- [Set exercise]: From the listing below, extract each line containing the string "image".

--- Recorded information ---

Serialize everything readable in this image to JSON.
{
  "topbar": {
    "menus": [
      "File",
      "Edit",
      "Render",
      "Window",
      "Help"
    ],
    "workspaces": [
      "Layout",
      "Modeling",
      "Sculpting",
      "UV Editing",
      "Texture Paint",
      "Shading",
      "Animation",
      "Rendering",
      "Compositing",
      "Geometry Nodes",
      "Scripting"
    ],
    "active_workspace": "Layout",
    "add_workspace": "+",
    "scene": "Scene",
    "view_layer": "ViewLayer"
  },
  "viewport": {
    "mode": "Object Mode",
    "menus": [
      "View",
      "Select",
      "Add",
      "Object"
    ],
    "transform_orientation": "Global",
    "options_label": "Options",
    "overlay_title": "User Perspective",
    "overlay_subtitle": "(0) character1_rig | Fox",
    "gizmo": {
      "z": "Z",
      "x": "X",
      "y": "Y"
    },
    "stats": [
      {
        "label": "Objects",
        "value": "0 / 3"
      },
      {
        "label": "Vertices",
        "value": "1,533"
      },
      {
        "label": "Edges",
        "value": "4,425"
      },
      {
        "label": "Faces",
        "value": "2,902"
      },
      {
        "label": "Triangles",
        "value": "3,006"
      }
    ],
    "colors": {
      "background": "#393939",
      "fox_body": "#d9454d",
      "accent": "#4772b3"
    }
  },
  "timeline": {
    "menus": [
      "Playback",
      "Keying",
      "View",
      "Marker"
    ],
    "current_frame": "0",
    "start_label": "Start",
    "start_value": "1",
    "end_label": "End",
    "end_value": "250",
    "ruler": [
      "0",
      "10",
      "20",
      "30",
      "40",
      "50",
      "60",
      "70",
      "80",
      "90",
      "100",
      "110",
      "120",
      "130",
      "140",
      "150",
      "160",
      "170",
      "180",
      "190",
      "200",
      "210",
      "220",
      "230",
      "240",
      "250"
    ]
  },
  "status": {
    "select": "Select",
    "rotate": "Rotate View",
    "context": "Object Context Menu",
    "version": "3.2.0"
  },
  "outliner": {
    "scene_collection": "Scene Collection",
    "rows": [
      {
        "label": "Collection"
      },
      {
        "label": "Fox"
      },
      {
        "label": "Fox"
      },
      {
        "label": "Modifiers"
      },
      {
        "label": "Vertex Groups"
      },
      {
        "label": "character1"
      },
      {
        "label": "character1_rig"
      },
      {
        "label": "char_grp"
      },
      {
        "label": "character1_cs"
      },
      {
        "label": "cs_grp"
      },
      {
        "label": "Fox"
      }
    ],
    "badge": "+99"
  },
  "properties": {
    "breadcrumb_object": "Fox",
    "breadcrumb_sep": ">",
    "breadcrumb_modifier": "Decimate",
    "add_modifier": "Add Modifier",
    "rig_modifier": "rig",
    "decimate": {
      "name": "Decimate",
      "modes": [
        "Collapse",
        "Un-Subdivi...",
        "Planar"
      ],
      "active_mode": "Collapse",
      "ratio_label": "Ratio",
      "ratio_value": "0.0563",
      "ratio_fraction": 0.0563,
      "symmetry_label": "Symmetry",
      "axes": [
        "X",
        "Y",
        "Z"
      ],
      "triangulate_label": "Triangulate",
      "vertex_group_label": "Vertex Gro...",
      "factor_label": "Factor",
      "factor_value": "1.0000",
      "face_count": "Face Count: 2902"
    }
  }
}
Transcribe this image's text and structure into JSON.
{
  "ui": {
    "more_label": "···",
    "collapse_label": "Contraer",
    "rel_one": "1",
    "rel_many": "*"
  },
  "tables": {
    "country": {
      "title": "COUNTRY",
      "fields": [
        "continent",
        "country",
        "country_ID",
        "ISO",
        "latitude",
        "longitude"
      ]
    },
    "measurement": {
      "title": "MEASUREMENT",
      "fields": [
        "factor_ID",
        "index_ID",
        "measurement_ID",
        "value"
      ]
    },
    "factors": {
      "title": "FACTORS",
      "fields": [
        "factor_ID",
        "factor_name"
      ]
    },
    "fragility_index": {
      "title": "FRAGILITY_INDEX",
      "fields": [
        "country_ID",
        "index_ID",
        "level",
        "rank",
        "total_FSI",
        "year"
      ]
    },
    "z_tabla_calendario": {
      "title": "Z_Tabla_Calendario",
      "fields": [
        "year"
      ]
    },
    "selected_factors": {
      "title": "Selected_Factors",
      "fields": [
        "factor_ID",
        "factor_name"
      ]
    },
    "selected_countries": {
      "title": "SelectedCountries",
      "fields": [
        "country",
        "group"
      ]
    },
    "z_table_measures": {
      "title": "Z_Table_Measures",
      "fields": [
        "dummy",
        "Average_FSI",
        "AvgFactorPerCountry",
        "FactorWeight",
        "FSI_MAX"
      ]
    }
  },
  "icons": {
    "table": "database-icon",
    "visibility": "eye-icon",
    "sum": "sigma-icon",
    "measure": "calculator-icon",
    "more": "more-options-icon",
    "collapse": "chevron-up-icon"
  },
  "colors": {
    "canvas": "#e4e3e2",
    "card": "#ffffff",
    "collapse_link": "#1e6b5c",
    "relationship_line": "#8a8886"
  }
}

---

- [Task answer]:
Serialize everything readable in this image to JSON.
Transcribe this image's text and structure into JSON.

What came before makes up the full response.